Figure contents as structured data
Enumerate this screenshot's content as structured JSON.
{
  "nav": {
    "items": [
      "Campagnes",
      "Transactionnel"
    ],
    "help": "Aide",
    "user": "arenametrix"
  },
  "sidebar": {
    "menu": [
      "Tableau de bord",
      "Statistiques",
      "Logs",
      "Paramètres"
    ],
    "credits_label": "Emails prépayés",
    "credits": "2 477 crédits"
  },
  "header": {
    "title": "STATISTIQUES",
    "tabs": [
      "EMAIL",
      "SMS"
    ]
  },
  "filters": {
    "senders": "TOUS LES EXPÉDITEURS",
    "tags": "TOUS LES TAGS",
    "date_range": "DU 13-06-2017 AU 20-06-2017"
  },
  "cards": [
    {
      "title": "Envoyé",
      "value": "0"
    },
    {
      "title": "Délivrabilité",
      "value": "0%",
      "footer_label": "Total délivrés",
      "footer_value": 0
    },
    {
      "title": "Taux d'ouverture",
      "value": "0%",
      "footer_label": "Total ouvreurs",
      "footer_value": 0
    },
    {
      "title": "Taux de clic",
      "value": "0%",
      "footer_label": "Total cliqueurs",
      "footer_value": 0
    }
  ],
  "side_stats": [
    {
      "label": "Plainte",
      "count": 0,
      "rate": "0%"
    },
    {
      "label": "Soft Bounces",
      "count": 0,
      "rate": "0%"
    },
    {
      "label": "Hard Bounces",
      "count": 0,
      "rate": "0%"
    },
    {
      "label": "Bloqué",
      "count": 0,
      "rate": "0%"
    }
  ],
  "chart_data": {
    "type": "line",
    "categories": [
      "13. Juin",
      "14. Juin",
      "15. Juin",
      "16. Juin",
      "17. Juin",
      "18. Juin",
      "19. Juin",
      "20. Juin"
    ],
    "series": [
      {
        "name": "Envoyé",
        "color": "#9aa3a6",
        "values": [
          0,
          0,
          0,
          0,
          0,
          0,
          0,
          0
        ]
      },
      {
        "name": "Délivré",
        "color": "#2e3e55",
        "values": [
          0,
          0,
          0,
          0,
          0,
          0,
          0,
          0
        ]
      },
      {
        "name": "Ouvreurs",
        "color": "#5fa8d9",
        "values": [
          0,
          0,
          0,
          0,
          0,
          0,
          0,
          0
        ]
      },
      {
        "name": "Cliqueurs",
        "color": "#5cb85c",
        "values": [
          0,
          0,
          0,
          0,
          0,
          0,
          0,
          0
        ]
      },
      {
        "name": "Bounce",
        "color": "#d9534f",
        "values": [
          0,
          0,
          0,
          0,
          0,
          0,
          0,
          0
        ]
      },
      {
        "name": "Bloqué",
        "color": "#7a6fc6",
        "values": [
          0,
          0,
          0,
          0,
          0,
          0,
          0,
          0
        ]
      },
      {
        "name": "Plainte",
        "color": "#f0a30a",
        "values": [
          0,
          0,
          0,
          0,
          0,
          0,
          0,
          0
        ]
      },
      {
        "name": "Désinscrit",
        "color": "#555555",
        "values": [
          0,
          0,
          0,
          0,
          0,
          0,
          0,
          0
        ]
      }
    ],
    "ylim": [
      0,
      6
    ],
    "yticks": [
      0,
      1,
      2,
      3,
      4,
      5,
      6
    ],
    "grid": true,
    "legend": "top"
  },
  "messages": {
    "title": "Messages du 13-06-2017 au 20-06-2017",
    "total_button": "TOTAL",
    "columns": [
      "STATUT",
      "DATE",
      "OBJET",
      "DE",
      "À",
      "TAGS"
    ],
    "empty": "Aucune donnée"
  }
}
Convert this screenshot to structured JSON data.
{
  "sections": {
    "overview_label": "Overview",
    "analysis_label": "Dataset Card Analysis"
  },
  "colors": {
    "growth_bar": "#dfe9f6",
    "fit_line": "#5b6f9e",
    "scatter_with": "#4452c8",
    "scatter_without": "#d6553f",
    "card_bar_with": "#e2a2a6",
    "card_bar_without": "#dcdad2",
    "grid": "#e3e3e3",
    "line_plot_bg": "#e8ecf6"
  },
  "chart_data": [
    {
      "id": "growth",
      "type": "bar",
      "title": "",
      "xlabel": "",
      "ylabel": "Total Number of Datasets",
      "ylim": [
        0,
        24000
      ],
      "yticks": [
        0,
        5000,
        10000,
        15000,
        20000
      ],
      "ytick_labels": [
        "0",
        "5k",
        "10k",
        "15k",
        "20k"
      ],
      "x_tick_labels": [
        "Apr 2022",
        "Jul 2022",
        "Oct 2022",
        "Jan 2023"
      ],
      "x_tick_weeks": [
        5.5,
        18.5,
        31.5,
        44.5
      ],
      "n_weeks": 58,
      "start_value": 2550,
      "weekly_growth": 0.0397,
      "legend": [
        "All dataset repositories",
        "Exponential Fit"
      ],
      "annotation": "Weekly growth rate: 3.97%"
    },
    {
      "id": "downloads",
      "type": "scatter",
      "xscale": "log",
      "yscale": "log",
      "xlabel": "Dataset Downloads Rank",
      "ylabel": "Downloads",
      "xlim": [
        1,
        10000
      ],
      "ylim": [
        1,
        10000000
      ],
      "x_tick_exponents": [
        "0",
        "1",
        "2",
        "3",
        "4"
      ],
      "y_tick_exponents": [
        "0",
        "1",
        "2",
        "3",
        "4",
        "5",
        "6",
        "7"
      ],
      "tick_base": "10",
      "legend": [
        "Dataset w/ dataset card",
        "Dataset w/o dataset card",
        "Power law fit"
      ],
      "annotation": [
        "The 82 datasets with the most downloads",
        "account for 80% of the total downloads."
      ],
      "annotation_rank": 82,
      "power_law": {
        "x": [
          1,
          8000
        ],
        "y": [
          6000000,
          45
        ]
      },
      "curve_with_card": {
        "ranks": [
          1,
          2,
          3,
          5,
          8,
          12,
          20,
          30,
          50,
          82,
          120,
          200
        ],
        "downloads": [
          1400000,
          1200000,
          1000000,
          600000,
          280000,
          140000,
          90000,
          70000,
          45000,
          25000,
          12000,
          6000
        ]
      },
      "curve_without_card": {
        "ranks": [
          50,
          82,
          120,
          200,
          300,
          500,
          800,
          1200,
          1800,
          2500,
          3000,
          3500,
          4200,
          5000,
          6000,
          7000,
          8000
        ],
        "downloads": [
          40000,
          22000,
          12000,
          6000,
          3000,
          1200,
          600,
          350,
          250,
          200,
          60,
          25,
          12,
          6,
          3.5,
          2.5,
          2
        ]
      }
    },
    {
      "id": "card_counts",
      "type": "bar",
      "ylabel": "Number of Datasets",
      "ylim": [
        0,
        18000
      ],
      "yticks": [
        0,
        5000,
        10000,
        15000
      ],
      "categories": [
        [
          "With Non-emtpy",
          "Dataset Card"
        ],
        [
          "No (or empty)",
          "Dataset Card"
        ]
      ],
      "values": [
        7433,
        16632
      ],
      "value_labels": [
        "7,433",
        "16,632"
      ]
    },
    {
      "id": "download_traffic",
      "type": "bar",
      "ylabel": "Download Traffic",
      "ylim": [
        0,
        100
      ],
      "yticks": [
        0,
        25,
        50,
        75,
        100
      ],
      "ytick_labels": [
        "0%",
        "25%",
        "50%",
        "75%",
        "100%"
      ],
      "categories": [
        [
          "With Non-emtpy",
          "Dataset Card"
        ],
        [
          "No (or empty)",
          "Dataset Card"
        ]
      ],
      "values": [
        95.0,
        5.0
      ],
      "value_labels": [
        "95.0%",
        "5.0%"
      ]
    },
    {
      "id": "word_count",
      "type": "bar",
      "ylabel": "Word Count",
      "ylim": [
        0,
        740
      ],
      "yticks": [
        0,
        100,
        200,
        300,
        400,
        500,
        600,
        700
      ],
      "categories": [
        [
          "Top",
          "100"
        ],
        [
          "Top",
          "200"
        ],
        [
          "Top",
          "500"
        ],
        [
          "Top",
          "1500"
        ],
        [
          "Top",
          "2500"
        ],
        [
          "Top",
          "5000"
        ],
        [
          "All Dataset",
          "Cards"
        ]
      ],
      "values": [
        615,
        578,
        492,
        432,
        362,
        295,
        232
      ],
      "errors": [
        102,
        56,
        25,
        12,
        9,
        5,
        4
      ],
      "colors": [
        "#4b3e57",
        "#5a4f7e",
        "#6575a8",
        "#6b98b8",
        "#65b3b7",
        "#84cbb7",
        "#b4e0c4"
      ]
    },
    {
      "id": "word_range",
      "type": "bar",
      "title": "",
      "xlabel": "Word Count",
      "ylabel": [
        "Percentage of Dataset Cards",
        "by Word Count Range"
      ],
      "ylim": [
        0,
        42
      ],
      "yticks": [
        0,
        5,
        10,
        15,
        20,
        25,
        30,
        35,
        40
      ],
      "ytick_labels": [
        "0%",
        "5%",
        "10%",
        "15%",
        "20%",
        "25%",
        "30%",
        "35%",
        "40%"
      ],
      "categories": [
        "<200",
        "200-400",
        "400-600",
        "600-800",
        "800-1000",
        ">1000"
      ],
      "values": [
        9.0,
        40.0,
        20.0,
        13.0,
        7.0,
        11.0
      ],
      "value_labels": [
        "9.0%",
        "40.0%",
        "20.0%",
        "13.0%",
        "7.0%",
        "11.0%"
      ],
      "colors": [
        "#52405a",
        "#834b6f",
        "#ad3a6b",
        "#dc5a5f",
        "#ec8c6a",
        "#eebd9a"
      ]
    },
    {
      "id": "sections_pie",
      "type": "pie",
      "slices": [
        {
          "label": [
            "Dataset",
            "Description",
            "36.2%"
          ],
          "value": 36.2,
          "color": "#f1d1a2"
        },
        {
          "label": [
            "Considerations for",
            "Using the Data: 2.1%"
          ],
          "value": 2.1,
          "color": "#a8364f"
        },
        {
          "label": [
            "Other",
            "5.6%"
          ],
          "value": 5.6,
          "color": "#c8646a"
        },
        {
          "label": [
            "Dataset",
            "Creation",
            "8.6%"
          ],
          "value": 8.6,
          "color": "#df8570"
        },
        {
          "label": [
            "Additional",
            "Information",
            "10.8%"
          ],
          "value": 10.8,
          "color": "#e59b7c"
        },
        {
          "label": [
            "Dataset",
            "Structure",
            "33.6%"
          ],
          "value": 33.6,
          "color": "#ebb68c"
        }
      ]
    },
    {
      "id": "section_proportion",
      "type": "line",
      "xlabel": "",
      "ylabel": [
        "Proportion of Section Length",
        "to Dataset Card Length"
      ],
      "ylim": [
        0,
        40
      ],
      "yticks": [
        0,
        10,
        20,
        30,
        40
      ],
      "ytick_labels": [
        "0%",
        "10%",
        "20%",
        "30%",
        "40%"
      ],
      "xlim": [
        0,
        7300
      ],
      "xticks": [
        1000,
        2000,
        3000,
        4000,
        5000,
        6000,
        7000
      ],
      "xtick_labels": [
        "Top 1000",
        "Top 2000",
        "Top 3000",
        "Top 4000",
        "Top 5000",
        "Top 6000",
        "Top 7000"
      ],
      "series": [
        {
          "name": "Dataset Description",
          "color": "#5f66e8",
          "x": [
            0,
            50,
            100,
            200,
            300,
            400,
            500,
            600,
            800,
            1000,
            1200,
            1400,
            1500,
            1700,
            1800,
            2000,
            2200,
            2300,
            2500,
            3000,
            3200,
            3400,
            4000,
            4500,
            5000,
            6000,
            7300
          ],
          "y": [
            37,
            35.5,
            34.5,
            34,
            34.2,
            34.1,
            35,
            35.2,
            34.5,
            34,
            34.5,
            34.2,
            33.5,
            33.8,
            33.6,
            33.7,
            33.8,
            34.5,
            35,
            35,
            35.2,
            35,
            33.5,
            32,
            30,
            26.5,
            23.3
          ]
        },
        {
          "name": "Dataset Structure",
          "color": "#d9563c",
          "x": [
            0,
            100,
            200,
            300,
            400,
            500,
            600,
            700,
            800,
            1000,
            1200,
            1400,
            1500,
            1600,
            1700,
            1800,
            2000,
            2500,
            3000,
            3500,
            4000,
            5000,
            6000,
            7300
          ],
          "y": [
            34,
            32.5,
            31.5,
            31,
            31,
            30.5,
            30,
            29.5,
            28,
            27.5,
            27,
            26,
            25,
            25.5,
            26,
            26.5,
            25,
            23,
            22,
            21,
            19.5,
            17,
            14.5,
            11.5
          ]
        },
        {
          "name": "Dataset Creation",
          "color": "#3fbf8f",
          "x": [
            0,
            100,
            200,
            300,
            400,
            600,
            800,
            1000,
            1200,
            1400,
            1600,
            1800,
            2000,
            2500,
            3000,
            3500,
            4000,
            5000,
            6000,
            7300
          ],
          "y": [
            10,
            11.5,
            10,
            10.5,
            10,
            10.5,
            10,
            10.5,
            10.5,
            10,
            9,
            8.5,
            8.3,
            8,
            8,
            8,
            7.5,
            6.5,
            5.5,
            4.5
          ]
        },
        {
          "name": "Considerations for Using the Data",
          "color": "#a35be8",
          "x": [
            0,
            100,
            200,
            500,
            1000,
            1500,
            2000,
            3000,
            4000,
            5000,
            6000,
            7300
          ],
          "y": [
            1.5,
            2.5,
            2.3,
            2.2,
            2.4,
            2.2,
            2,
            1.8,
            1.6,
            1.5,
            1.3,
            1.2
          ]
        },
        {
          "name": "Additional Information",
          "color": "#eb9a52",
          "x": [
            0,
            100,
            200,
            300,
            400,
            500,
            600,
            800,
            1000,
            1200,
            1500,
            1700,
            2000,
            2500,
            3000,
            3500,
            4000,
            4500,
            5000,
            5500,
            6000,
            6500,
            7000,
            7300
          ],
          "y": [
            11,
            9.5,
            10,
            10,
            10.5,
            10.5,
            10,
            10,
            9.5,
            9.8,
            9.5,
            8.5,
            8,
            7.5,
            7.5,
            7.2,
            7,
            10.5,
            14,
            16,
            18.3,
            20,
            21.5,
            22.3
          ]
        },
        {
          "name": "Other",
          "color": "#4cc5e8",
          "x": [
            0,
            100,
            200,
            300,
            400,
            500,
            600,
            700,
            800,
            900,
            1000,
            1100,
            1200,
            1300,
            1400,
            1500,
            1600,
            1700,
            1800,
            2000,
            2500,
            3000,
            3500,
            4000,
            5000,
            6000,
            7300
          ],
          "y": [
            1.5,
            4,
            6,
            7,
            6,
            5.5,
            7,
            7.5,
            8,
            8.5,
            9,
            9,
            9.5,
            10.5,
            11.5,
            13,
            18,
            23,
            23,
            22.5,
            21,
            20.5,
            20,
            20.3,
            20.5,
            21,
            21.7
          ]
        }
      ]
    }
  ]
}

EXERCISE DETAILS: Locate all lines that include the word "JSON" and copy them out.

TASK ANSWER:
Enumerate this screenshot's content as structured JSON.
Convert this screenshot to structured JSON data.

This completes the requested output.